DATA FOR THIS TASK:
···
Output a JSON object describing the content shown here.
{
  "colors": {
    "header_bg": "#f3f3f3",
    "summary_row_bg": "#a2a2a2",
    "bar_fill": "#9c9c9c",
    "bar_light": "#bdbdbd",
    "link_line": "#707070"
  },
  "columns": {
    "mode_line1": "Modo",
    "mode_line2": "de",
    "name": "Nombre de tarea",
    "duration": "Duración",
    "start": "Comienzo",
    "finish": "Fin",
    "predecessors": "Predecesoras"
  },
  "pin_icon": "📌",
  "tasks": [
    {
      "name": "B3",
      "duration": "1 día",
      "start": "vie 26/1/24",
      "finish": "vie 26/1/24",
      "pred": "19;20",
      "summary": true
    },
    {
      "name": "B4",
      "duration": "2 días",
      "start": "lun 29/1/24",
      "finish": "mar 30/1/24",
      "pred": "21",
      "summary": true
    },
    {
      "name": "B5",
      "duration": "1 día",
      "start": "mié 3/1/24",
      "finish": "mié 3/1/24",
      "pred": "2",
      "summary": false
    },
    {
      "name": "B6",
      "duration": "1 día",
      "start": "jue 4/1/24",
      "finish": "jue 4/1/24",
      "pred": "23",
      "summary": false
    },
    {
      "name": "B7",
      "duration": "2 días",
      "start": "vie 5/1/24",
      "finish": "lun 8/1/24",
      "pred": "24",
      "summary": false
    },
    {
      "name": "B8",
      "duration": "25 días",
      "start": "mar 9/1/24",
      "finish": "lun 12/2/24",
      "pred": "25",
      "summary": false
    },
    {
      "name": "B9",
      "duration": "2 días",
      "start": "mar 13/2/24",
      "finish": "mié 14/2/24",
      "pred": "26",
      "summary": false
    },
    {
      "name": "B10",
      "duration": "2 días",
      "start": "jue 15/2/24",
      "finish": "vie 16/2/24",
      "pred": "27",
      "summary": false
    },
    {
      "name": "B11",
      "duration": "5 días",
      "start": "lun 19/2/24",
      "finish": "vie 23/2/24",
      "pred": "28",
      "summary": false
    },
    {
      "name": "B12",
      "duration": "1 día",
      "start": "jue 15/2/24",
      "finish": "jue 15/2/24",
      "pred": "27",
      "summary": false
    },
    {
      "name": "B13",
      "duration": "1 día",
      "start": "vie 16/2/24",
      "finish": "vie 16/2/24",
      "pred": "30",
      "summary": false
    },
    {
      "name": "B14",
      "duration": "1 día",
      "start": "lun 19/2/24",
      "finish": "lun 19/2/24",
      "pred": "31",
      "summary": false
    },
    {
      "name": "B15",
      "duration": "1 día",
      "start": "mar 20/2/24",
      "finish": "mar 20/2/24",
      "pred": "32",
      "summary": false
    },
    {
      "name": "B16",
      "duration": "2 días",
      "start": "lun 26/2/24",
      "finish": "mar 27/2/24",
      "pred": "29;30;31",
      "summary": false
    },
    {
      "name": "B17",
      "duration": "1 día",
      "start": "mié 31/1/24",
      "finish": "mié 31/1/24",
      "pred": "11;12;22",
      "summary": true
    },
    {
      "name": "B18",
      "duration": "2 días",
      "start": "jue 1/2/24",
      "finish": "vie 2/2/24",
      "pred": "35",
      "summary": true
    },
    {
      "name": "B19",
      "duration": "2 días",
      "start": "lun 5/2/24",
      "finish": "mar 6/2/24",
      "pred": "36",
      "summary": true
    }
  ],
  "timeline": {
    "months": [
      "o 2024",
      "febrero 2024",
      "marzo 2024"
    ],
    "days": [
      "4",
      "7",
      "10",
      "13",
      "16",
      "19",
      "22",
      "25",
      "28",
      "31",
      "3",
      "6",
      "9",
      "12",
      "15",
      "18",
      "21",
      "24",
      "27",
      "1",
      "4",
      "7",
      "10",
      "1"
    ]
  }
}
···
REQUIREMENT:
Reproduce all of the records exactly.

FULL RESPONSE:
Output a JSON object describing the content shown here.
{
  "colors": {
    "header_bg": "#f3f3f3",
    "summary_row_bg": "#a2a2a2",
    "bar_fill": "#9c9c9c",
    "bar_light": "#bdbdbd",
    "link_line": "#707070"
  },
  "columns": {
    "mode_line1": "Modo",
    "mode_line2": "de",
    "name": "Nombre de tarea",
    "duration": "Duración",
    "start": "Comienzo",
    "finish": "Fin",
    "predecessors": "Predecesoras"
  },
  "pin_icon": "📌",
  "tasks": [
    {
      "name": "B3",
      "duration": "1 día",
      "start": "vie 26/1/24",
      "finish": "vie 26/1/24",
      "pred": "19;20",
      "summary": true
    },
    {
      "name": "B4",
      "duration": "2 días",
      "start": "lun 29/1/24",
      "finish": "mar 30/1/24",
      "pred": "21",
      "summary": true
    },
    {
      "name": "B5",
      "duration": "1 día",
      "start": "mié 3/1/24",
      "finish": "mié 3/1/24",
      "pred": "2",
      "summary": false
    },
    {
      "name": "B6",
      "duration": "1 día",
      "start": "jue 4/1/24",
      "finish": "jue 4/1/24",
      "pred": "23",
      "summary": false
    },
    {
      "name": "B7",
      "duration": "2 días",
      "start": "vie 5/1/24",
      "finish": "lun 8/1/24",
      "pred": "24",
      "summary": false
    },
    {
      "name": "B8",
      "duration": "25 días",
      "start": "mar 9/1/24",
      "finish": "lun 12/2/24",
      "pred": "25",
      "summary": false
    },
    {
      "name": "B9",
      "duration": "2 días",
      "start": "mar 13/2/24",
      "finish": "mié 14/2/24",
      "pred": "26",
      "summary": false
    },
    {
      "name": "B10",
      "duration": "2 días",
      "start": "jue 15/2/24",
      "finish": "vie 16/2/24",
      "pred": "27",
      "summary": false
    },
    {
      "name": "B11",
      "duration": "5 días",
      "start": "lun 19/2/24",
      "finish": "vie 23/2/24",
      "pred": "28",
      "summary": false
    },
    {
      "name": "B12",
      "duration": "1 día",
      "start": "jue 15/2/24",
      "finish": "jue 15/2/24",
      "pred": "27",
      "summary": false
    },
    {
      "name": "B13",
      "duration": "1 día",
      "start": "vie 16/2/24",
      "finish": "vie 16/2/24",
      "pred": "30",
      "summary": false
    },
    {
      "name": "B14",
      "duration": "1 día",
      "start": "lun 19/2/24",
      "finish": "lun 19/2/24",
      "pred": "31",
      "summary": false
    },
    {
      "name": "B15",
      "duration": "1 día",
      "start": "mar 20/2/24",
      "finish": "mar 20/2/24",
      "pred": "32",
      "summary": false
    },
    {
      "name": "B16",
      "duration": "2 días",
      "start": "lun 26/2/24",
      "finish": "mar 27/2/24",
      "pred": "29;30;31",
      "summary": false
    },
    {
      "name": "B17",
      "duration": "1 día",
      "start": "mié 31/1/24",
      "finish": "mié 31/1/24",
      "pred": "11;12;22",
      "summary": true
    },
    {
      "name": "B18",
      "duration": "2 días",
      "start": "jue 1/2/24",
      "finish": "vie 2/2/24",
      "pred": "35",
      "summary": true
    },
    {
      "name": "B19",
      "duration": "2 días",
      "start": "lun 5/2/24",
      "finish": "mar 6/2/24",
      "pred": "36",
      "summary": true
    }
  ],
  "timeline": {
    "months": [
      "o 2024",
      "febrero 2024",
      "marzo 2024"
    ],
    "days": [
      "4",
      "7",
      "10",
      "13",
      "16",
      "19",
      "22",
      "25",
      "28",
      "31",
      "3",
      "6",
      "9",
      "12",
      "15",
      "18",
      "21",
      "24",
      "27",
      "1",
      "4",
      "7",
      "10",
      "1"
    ]
  }
}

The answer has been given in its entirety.